■ **Given instruction**
Show all lines of the listing that hold the word "caption".
◇ ◇ ◇ ◇
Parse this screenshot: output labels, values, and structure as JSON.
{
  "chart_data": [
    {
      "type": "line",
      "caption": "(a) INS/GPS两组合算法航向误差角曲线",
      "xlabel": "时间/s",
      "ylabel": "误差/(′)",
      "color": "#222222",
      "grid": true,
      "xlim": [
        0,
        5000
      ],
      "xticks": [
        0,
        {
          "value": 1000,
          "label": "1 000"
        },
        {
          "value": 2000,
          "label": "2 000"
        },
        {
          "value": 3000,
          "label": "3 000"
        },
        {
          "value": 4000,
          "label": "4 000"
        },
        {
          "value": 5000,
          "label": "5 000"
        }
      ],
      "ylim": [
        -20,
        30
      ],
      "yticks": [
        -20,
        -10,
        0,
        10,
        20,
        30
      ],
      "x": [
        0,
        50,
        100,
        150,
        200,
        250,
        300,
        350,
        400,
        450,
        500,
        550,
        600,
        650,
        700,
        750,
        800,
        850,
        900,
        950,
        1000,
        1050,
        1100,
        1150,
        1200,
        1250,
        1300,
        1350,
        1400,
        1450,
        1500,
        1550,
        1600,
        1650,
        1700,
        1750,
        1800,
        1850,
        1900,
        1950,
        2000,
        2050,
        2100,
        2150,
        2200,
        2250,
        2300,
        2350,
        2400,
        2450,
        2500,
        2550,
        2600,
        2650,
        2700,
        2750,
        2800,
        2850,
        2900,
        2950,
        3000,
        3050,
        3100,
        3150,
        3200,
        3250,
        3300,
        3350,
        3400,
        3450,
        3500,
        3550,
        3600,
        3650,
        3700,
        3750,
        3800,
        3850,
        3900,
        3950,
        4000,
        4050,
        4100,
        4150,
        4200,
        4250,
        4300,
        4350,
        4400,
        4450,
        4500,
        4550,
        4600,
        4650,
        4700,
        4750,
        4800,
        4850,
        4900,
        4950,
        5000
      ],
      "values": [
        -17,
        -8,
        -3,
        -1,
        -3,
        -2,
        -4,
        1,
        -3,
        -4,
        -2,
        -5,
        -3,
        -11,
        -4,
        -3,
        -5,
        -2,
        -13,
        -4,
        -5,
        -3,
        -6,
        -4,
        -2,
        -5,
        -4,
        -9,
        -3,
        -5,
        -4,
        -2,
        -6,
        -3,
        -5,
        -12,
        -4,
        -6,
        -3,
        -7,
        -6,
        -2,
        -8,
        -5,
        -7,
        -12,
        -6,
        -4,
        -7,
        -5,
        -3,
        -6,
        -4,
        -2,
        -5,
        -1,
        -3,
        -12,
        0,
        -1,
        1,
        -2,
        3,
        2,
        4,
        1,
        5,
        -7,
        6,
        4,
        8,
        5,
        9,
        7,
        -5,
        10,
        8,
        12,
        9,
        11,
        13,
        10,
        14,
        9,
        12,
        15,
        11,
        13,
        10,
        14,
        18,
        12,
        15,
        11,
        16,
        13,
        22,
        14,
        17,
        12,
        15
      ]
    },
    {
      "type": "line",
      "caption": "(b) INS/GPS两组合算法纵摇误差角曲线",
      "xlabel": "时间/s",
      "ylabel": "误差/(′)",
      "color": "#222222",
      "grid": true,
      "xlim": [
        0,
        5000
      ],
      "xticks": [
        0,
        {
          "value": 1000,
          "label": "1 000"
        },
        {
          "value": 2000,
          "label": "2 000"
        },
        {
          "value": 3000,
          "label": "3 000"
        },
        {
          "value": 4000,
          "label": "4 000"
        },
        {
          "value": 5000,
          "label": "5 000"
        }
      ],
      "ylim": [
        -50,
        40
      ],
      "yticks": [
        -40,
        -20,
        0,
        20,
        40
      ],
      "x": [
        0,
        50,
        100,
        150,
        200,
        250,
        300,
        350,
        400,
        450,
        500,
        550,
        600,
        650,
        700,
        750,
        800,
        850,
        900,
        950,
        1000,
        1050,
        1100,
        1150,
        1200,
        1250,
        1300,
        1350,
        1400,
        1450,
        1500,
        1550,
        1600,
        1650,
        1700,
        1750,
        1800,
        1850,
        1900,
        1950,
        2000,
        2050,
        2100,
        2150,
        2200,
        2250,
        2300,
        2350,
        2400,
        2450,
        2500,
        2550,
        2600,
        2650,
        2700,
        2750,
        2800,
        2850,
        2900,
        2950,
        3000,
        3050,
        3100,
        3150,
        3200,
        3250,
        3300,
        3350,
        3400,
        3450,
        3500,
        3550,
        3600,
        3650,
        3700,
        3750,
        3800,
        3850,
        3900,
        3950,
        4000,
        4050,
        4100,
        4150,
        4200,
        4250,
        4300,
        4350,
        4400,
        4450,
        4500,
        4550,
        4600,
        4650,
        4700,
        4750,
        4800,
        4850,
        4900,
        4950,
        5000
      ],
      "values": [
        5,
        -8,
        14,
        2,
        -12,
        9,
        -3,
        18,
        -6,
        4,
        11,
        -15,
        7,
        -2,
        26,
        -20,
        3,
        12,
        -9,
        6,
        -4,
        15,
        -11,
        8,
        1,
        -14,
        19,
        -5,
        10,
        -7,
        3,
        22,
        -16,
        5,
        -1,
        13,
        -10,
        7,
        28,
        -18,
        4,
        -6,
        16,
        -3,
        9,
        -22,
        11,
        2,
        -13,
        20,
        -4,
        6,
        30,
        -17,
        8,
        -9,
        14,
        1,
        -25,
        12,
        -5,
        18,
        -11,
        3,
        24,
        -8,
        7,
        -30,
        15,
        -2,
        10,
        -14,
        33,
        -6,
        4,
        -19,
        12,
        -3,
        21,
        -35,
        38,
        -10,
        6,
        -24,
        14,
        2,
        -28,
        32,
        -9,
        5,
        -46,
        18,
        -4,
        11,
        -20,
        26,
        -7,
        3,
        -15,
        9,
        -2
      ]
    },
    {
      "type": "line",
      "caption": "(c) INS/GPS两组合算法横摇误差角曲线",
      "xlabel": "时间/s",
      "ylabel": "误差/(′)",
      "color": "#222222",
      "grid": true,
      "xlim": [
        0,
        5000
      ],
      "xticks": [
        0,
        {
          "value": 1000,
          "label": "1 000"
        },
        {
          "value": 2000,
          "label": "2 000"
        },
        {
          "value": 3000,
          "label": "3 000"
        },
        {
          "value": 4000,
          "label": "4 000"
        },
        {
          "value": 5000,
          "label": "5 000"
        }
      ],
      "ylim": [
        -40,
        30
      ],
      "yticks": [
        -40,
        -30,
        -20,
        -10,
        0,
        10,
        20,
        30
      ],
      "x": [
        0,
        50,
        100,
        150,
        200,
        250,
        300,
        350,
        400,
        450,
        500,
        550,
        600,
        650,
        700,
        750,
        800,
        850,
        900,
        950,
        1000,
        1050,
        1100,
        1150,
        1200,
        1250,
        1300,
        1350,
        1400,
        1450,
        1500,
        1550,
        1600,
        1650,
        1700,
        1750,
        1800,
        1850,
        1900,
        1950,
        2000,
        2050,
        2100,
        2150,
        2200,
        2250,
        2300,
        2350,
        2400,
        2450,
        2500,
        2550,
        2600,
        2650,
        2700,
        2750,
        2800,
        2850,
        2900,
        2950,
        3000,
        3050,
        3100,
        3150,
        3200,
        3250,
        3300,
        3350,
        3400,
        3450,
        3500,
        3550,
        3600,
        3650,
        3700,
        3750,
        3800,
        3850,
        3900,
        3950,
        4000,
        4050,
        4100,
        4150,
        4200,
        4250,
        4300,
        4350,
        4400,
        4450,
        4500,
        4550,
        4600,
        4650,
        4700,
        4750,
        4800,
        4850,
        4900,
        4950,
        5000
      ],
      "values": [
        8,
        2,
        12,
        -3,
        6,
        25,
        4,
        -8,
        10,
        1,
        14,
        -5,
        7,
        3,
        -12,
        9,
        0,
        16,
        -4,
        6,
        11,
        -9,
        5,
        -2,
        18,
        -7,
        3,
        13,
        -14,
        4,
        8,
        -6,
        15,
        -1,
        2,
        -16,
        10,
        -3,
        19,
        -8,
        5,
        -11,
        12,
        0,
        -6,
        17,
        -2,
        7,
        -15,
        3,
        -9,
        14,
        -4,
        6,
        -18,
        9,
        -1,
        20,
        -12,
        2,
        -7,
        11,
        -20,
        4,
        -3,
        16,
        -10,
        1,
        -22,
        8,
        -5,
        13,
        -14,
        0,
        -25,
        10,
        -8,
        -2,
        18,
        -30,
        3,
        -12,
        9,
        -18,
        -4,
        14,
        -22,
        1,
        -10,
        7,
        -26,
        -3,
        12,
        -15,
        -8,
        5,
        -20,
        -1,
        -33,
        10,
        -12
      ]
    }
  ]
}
◇ ◇ ◇ ◇
■ **Finished exercise**
      "caption": "(a) INS/GPS两组合算法航向误差角曲线",
      "caption": "(b) INS/GPS两组合算法纵摇误差角曲线",
      "caption": "(c) INS/GPS两组合算法横摇误差角曲线",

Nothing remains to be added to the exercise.